(Stored data)
'''

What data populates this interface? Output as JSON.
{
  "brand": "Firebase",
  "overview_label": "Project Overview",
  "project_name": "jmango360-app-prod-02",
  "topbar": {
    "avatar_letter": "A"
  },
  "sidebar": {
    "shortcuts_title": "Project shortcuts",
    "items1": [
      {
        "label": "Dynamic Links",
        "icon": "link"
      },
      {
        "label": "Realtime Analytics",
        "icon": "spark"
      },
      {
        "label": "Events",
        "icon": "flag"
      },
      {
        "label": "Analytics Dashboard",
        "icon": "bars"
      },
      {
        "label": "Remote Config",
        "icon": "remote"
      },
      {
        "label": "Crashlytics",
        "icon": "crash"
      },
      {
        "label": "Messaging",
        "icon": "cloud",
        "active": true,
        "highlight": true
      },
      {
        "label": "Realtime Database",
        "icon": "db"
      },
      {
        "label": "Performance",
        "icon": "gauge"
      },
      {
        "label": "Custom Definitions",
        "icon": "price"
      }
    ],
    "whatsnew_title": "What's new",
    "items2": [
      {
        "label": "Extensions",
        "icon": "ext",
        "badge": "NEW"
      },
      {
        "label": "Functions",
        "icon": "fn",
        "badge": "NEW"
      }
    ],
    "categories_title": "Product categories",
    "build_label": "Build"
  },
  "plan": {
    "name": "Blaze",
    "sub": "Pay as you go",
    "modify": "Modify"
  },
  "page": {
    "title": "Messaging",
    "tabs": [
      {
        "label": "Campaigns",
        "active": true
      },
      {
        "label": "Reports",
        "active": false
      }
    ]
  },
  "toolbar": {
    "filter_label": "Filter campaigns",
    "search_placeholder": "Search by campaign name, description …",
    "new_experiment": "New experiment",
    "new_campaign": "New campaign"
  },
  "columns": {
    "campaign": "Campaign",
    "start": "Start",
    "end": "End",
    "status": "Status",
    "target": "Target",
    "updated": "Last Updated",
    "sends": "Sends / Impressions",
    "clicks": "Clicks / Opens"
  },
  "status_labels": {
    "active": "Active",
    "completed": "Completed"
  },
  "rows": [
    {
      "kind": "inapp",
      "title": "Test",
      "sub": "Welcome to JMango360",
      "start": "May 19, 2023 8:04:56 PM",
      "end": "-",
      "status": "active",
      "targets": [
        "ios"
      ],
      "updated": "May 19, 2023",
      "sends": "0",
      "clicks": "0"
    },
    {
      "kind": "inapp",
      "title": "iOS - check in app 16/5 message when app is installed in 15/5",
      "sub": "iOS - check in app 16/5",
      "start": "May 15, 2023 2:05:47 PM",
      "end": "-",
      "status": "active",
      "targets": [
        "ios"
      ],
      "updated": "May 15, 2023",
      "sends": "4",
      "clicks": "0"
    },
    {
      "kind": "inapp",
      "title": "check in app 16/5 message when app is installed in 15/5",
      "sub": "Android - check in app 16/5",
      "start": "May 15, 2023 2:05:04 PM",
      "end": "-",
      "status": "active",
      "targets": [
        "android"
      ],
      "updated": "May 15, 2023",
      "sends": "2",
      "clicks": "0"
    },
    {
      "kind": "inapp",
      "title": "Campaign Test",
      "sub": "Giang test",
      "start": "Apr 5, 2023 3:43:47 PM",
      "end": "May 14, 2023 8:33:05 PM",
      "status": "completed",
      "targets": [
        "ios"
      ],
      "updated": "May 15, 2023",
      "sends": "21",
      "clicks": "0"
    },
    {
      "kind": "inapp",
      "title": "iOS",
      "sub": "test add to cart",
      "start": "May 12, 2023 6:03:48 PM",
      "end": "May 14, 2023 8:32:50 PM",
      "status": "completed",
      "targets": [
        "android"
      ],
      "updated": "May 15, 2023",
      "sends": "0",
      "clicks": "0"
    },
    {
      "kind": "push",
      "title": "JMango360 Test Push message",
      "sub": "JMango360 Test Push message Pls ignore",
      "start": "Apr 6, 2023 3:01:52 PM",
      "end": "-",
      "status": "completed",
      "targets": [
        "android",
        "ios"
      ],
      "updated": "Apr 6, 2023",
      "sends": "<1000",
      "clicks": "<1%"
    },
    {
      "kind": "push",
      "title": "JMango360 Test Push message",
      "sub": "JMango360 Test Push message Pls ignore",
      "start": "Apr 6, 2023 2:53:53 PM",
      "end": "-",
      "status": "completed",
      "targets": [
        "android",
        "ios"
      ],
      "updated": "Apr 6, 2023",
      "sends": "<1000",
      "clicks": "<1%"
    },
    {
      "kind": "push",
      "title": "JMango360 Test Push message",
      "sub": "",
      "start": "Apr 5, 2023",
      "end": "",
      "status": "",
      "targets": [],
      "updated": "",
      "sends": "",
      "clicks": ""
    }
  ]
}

'''

### REQUIRED TASK
Return all of the entries word for word.

### ANSWER TO THIS EXERCISE
What data populates this interface? Output as JSON.
{
  "brand": "Firebase",
  "overview_label": "Project Overview",
  "project_name": "jmango360-app-prod-02",
  "topbar": {
    "avatar_letter": "A"
  },
  "sidebar": {
    "shortcuts_title": "Project shortcuts",
    "items1": [
      {
        "label": "Dynamic Links",
        "icon": "link"
      },
      {
        "label": "Realtime Analytics",
        "icon": "spark"
      },
      {
        "label": "Events",
        "icon": "flag"
      },
      {
        "label": "Analytics Dashboard",
        "icon": "bars"
      },
      {
        "label": "Remote Config",
        "icon": "remote"
      },
      {
        "label": "Crashlytics",
        "icon": "crash"
      },
      {
        "label": "Messaging",
        "icon": "cloud",
        "active": true,
        "highlight": true
      },
      {
        "label": "Realtime Database",
        "icon": "db"
      },
      {
        "label": "Performance",
        "icon": "gauge"
      },
      {
        "label": "Custom Definitions",
        "icon": "price"
      }
    ],
    "whatsnew_title": "What's new",
    "items2": [
      {
        "label": "Extensions",
        "icon": "ext",
        "badge": "NEW"
      },
      {
        "label": "Functions",
        "icon": "fn",
        "badge": "NEW"
      }
    ],
    "categories_title": "Product categories",
    "build_label": "Build"
  },
  "plan": {
    "name": "Blaze",
    "sub": "Pay as you go",
    "modify": "Modify"
  },
  "page": {
    "title": "Messaging",
    "tabs": [
      {
        "label": "Campaigns",
        "active": true
      },
      {
        "label": "Reports",
        "active": false
      }
    ]
  },
  "toolbar": {
    "filter_label": "Filter campaigns",
    "search_placeholder": "Search by campaign name, description …",
    "new_experiment": "New experiment",
    "new_campaign": "New campaign"
  },
  "columns": {
    "campaign": "Campaign",
    "start": "Start",
    "end": "End",
    "status": "Status",
    "target": "Target",
    "updated": "Last Updated",
    "sends": "Sends / Impressions",
    "clicks": "Clicks / Opens"
  },
  "status_labels": {
    "active": "Active",
    "completed": "Completed"
  },
  "rows": [
    {
      "kind": "inapp",
      "title": "Test",
      "sub": "Welcome to JMango360",
      "start": "May 19, 2023 8:04:56 PM",
      "end": "-",
      "status": "active",
      "targets": [
        "ios"
      ],
      "updated": "May 19, 2023",
      "sends": "0",
      "clicks": "0"
    },
    {
      "kind": "inapp",
      "title": "iOS - check in app 16/5 message when app is installed in 15/5",
      "sub": "iOS - check in app 16/5",
      "start": "May 15, 2023 2:05:47 PM",
      "end": "-",
      "status": "active",
      "targets": [
        "ios"
      ],
      "updated": "May 15, 2023",
      "sends": "4",
      "clicks": "0"
    },
    {
      "kind": "inapp",
      "title": "check in app 16/5 message when app is installed in 15/5",
      "sub": "Android - check in app 16/5",
      "start": "May 15, 2023 2:05:04 PM",
      "end": "-",
      "status": "active",
      "targets": [
        "android"
      ],
      "updated": "May 15, 2023",
      "sends": "2",
      "clicks": "0"
    },
    {
      "kind": "inapp",
      "title": "Campaign Test",
      "sub": "Giang test",
      "start": "Apr 5, 2023 3:43:47 PM",
      "end": "May 14, 2023 8:33:05 PM",
      "status": "completed",
      "targets": [
        "ios"
      ],
      "updated": "May 15, 2023",
      "sends": "21",
      "clicks": "0"
    },
    {
      "kind": "inapp",
      "title": "iOS",
      "sub": "test add to cart",
      "start": "May 12, 2023 6:03:48 PM",
      "end": "May 14, 2023 8:32:50 PM",
      "status": "completed",
      "targets": [
        "android"
      ],
      "updated": "May 15, 2023",
      "sends": "0",
      "clicks": "0"
    },
    {
      "kind": "push",
      "title": "JMango360 Test Push message",
      "sub": "JMango360 Test Push message Pls ignore",
      "start": "Apr 6, 2023 3:01:52 PM",
      "end": "-",
      "status": "completed",
      "targets": [
        "android",
        "ios"
      ],
      "updated": "Apr 6, 2023",
      "sends": "<1000",
      "clicks": "<1%"
    },
    {
      "kind": "push",
      "title": "JMango360 Test Push message",
      "sub": "JMango360 Test Push message Pls ignore",
      "start": "Apr 6, 2023 2:53:53 PM",
      "end": "-",
      "status": "completed",
      "targets": [
        "android",
        "ios"
      ],
      "updated": "Apr 6, 2023",
      "sends": "<1000",
      "clicks": "<1%"
    },
    {
      "kind": "push",
      "title": "JMango360 Test Push message",
      "sub": "",
      "start": "Apr 5, 2023",
      "end": "",
      "status": "",
      "targets": [],
      "updated": "",
      "sends": "",
      "clicks": ""
    }
  ]
}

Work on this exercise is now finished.